**THINGS TO DO**.
1. Answer these questions using the text on O'Connor below.
(a) How many years had Potter Stewart served on the Court when he resigned?
(b) How did the confirmation vote for O'Connor turn out?
(c) In what year was Hamdi v. Rumsfeld decided?
2. Extract the passage of the text on O'Connor between "On a few others" and "school football games.", inclusive.

──────── TEXT SHOWN

In the modern context, being a state level judge would never get you on the Supreme Court. We’ve developed a political culture, and this goes for both Democrats and Republicans, that the only proper Supreme Court justices go to the most elite schools, probably clerk for other justices, and then rise through the appeals courts. I think this is tremendously damaging to our legal system and we’ve seen this as the current far-right court seems themselves as above any sort of democratic accountability, attempting to rule the nation back to its idealized version of 1950 (or maybe 1890 even) by itself. But Reagan had pledged to name the first woman to the Supreme Court in 1980 (good job in completely dropping the ball on this Carter) and the choices weren’t that deep in the traditional circles given the rampant misogyny at the heart of American life and the many opportunities denied women. So when Potter Stewart resigned after 24 years on the Court, O’Connor was the nominee.

So yes, O’Connor is the first woman to serve on the Supreme Court. That’s important as far as it goes, but far more important is how she ruled on the issues of the day. And she was pretty bad. She gets a lot of cover for another reason—the right to life people were furious with Reagan for nominating someone not overtly anti-abortion. This was a moment where the most right-wing Republican senators like Jesse Helms (R-Gollum’s Cave) and Steve Symms (R-ID) would complain about someone but would fall in line. And in fact, they did complain and then O’Connor was confirmed unanimously.

O’Connor’s positive reputation with liberals today rests primarily on the abortion cases. She deserves her share of credit here. Planned Parenthood v. Casey was a critical case that kept abortion legal for another three plus decades. This is fine—she ruled the right way. It was the same with Webster v. Reproductive Health Services, where in 1989, she did join with conservatives in saying is not necessary to protect the health of mothers, but issued a key clause that did not overturn Roe entirely, which the rest of the conservatives wanted. She absolutely deserves credit for this, however limited the decision actually was.

On a few others issues, yes, she was relatively moderate. She was the swing vote in McConnell (LOL) v. FEC that upheld the McCain-Feingold campaign finance bill. She also wrote the limited opinion in Hamdi v. Rumsfeld, the 2004 case that limited the government’s ability to detain U.S. citizens it considered to be terrorists, reinforcing the principle of due process. She could be good on school prayer and other enforced religious acts, such as in Santa Fe Independent School District v. Doe, the 2000 case that ruled against student-led prayer in high school football games.

────────────────
──────── DATA RECORDS

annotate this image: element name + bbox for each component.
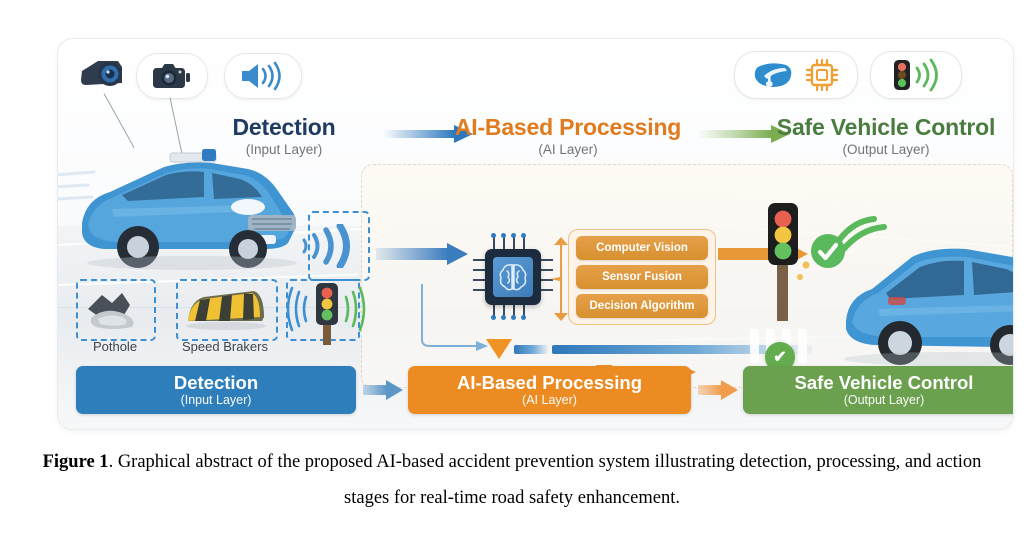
band-arrow-ai-to-output [698, 380, 738, 400]
figure-caption: Figure 1. Graphical abstract of the prop… [40, 444, 984, 516]
hazard-label-speed-brakers: Speed Brakers [168, 339, 282, 354]
dashcam-icon [78, 55, 132, 93]
traffic-signal-pill[interactable] [870, 51, 962, 99]
sound-sensor-pill[interactable] [224, 53, 302, 99]
stage-header-ai: AI-Based Processing (AI Layer) [418, 115, 718, 157]
band-safe-vehicle-control[interactable]: Safe Vehicle Control (Output Layer) [743, 366, 1014, 414]
band-detection[interactable]: Detection (Input Layer) [76, 366, 356, 414]
microchip-icon [804, 58, 840, 92]
flow-branch-line [418, 282, 488, 354]
ai-modules-panel: Computer Vision Sensor Fusion Decision A… [568, 229, 716, 325]
flow-marker-down [486, 339, 512, 359]
band-title: AI-Based Processing [457, 373, 642, 392]
stage-header-output: Safe Vehicle Control (Output Layer) [758, 115, 1014, 157]
figure-caption-text: . Graphical abstract of the proposed AI-… [109, 452, 982, 508]
pothole-icon [82, 285, 146, 333]
detection-box-vehicle-sensor [308, 211, 370, 281]
figure-card: Detection (Input Layer) AI-Based Process… [57, 38, 1014, 430]
stage-title: Detection [194, 115, 374, 139]
camera-icon [151, 61, 193, 91]
output-actuator-pill[interactable] [734, 51, 858, 99]
band-subtitle: (AI Layer) [522, 393, 577, 407]
traffic-light-waves-icon [888, 58, 944, 92]
stage-title: Safe Vehicle Control [758, 115, 1014, 139]
roadside-traffic-light-icon [284, 275, 380, 351]
band-subtitle: (Input Layer) [181, 393, 252, 407]
stage-subtitle: (Output Layer) [758, 142, 1014, 157]
stage-title: AI-Based Processing [418, 115, 718, 139]
brake-pedal-icon [752, 59, 796, 91]
flow-bar-segment [514, 345, 548, 354]
speed-bump-icon [182, 287, 270, 331]
band-ai-processing[interactable]: AI-Based Processing (AI Layer) [408, 366, 691, 414]
ai-module-decision-algorithm[interactable]: Decision Algorithm [576, 294, 708, 318]
ai-module-sensor-fusion[interactable]: Sensor Fusion [576, 265, 708, 289]
band-subtitle: (Output Layer) [844, 393, 925, 407]
speaker-waves-icon [238, 61, 288, 91]
camera-icon-pill[interactable] [136, 53, 208, 99]
brain-icon [493, 257, 533, 297]
band-arrow-detection-to-ai [363, 380, 403, 400]
figure-caption-label: Figure 1 [43, 452, 109, 472]
chip-to-modules-connectors [548, 235, 572, 323]
flow-arrow-input-to-ai [376, 243, 468, 265]
ai-module-computer-vision[interactable]: Computer Vision [576, 236, 708, 260]
band-title: Safe Vehicle Control [795, 373, 974, 392]
stage-subtitle: (AI Layer) [418, 142, 718, 157]
hazard-label-pothole: Pothole [72, 339, 158, 354]
band-title: Detection [174, 373, 258, 392]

────────────────

**WORKED ANSWERS**.
1.
(a) 24 years.
(b) She was confirmed unanimously.
(c) 2004.

2.
On a few others issues, yes, she was relatively moderate. She was the swing vote in McConnell (LOL) v. FEC that upheld the McCain-Feingold campaign finance bill. She also wrote the limited opinion in Hamdi v. Rumsfeld, the 2004 case that limited the government’s ability to detain U.S. citizens it considered to be terrorists, reinforcing the principle of due process. She could be good on school prayer and other enforced religious acts, such as in Santa Fe Independent School District v. Doe, the 2000 case that ruled against student-led prayer in high school football games.